-- START SOURCE DATA --
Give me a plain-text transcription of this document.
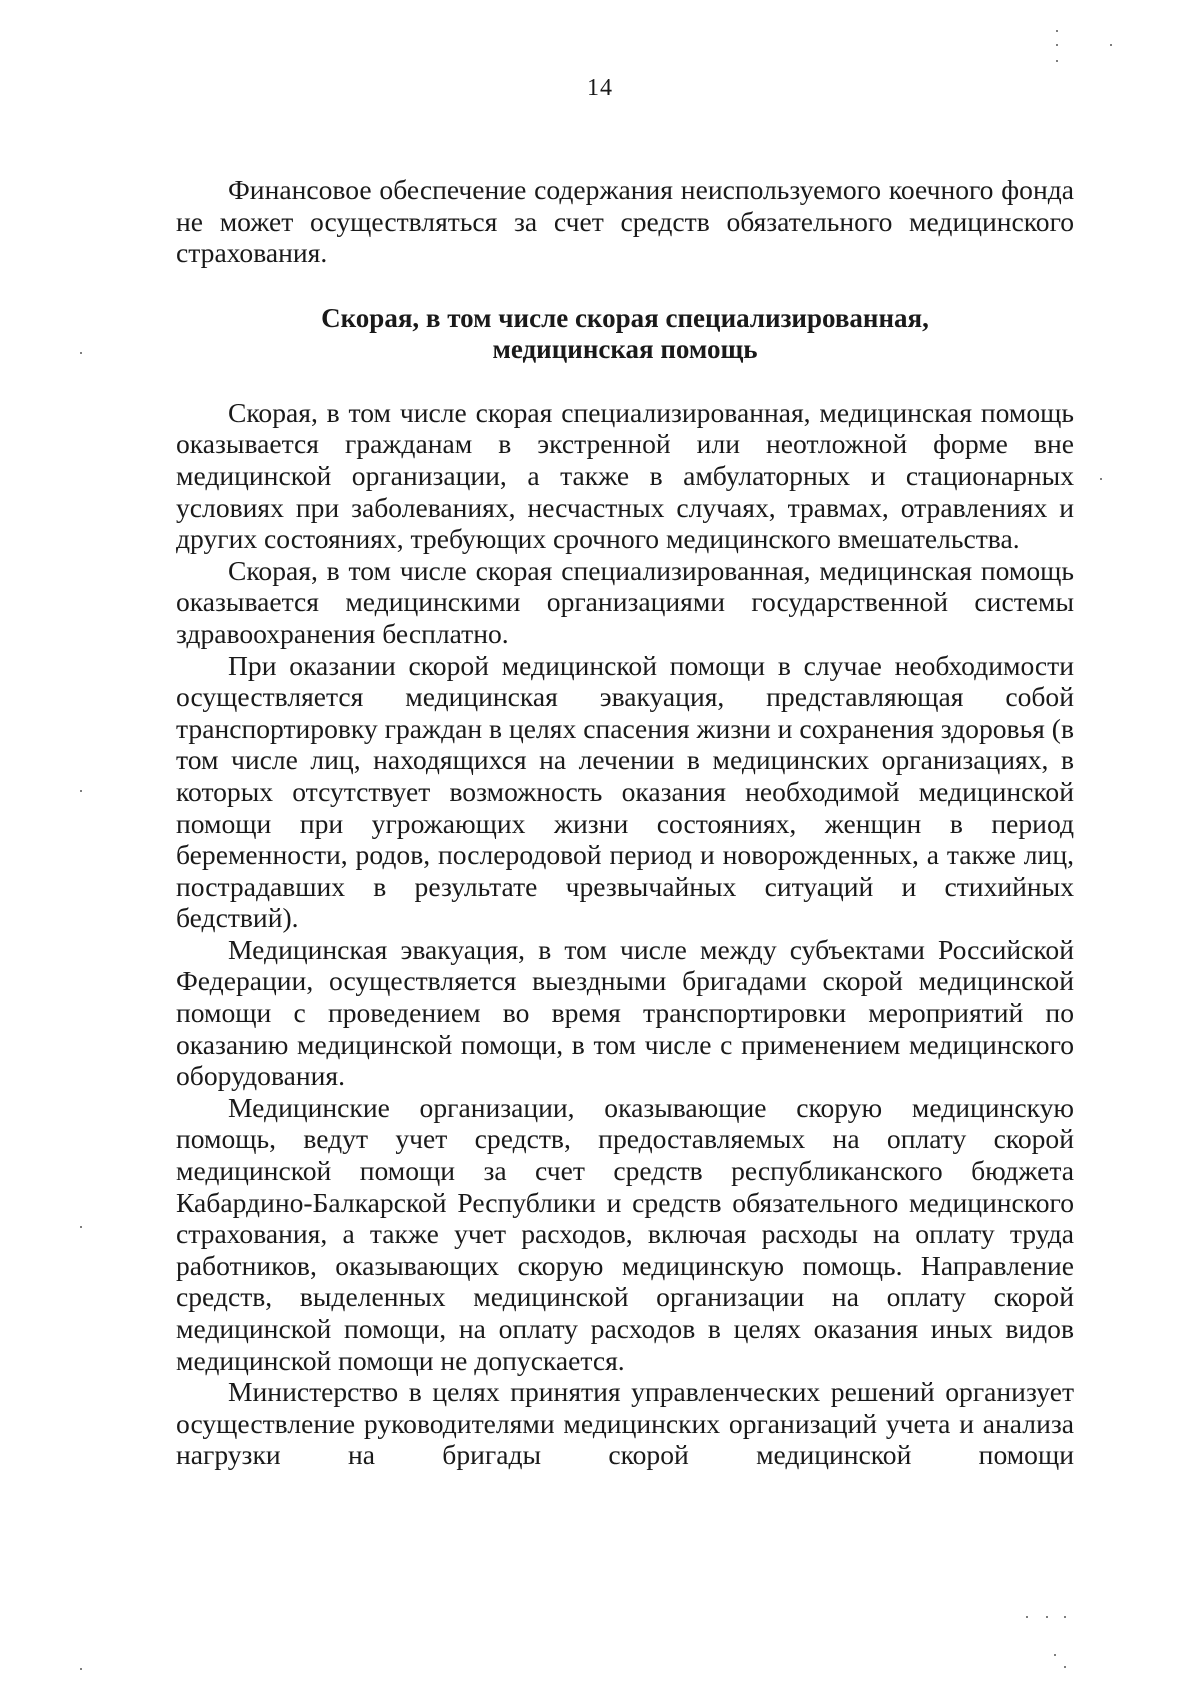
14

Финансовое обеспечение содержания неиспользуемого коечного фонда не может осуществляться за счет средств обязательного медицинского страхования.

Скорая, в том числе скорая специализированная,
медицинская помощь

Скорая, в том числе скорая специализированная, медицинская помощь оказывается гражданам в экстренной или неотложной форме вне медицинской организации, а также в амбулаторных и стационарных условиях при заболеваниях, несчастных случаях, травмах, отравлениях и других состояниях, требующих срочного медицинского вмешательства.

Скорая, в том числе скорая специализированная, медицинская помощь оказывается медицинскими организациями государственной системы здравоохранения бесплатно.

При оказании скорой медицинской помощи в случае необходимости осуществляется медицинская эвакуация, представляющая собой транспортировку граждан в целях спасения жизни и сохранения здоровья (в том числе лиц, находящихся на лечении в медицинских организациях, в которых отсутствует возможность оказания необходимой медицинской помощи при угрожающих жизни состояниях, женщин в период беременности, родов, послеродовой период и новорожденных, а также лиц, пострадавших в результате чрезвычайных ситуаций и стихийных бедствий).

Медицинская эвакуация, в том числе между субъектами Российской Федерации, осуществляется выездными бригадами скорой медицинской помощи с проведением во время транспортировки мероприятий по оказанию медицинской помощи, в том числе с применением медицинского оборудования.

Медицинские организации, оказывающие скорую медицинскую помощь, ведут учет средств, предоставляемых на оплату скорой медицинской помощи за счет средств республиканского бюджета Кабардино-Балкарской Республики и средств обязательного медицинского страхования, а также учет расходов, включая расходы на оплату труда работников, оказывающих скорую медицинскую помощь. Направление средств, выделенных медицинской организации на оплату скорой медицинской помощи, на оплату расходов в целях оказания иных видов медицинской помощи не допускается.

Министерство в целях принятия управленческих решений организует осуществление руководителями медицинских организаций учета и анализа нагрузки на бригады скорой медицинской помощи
-- END SOURCE DATA --
> [SET TASK]:
Retype the data above exactly; pictures are not part of the copy.

> [EXERCISE ANSWER]:
Give me a plain-text transcription of this document.
14

Финансовое обеспечение содержания неиспользуемого коечного фонда не может осуществляться за счет средств обязательного медицинского страхования.

Скорая, в том числе скорая специализированная,
медицинская помощь

Скорая, в том числе скорая специализированная, медицинская помощь оказывается гражданам в экстренной или неотложной форме вне медицинской организации, а также в амбулаторных и стационарных условиях при заболеваниях, несчастных случаях, травмах, отравлениях и других состояниях, требующих срочного медицинского вмешательства.

Скорая, в том числе скорая специализированная, медицинская помощь оказывается медицинскими организациями государственной системы здравоохранения бесплатно.

При оказании скорой медицинской помощи в случае необходимости осуществляется медицинская эвакуация, представляющая собой транспортировку граждан в целях спасения жизни и сохранения здоровья (в том числе лиц, находящихся на лечении в медицинских организациях, в которых отсутствует возможность оказания необходимой медицинской помощи при угрожающих жизни состояниях, женщин в период беременности, родов, послеродовой период и новорожденных, а также лиц, пострадавших в результате чрезвычайных ситуаций и стихийных бедствий).

Медицинская эвакуация, в том числе между субъектами Российской Федерации, осуществляется выездными бригадами скорой медицинской помощи с проведением во время транспортировки мероприятий по оказанию медицинской помощи, в том числе с применением медицинского оборудования.

Медицинские организации, оказывающие скорую медицинскую помощь, ведут учет средств, предоставляемых на оплату скорой медицинской помощи за счет средств республиканского бюджета Кабардино-Балкарской Республики и средств обязательного медицинского страхования, а также учет расходов, включая расходы на оплату труда работников, оказывающих скорую медицинскую помощь. Направление средств, выделенных медицинской организации на оплату скорой медицинской помощи, на оплату расходов в целях оказания иных видов медицинской помощи не допускается.

Министерство в целях принятия управленческих решений организует осуществление руководителями медицинских организаций учета и анализа нагрузки на бригады скорой медицинской помощи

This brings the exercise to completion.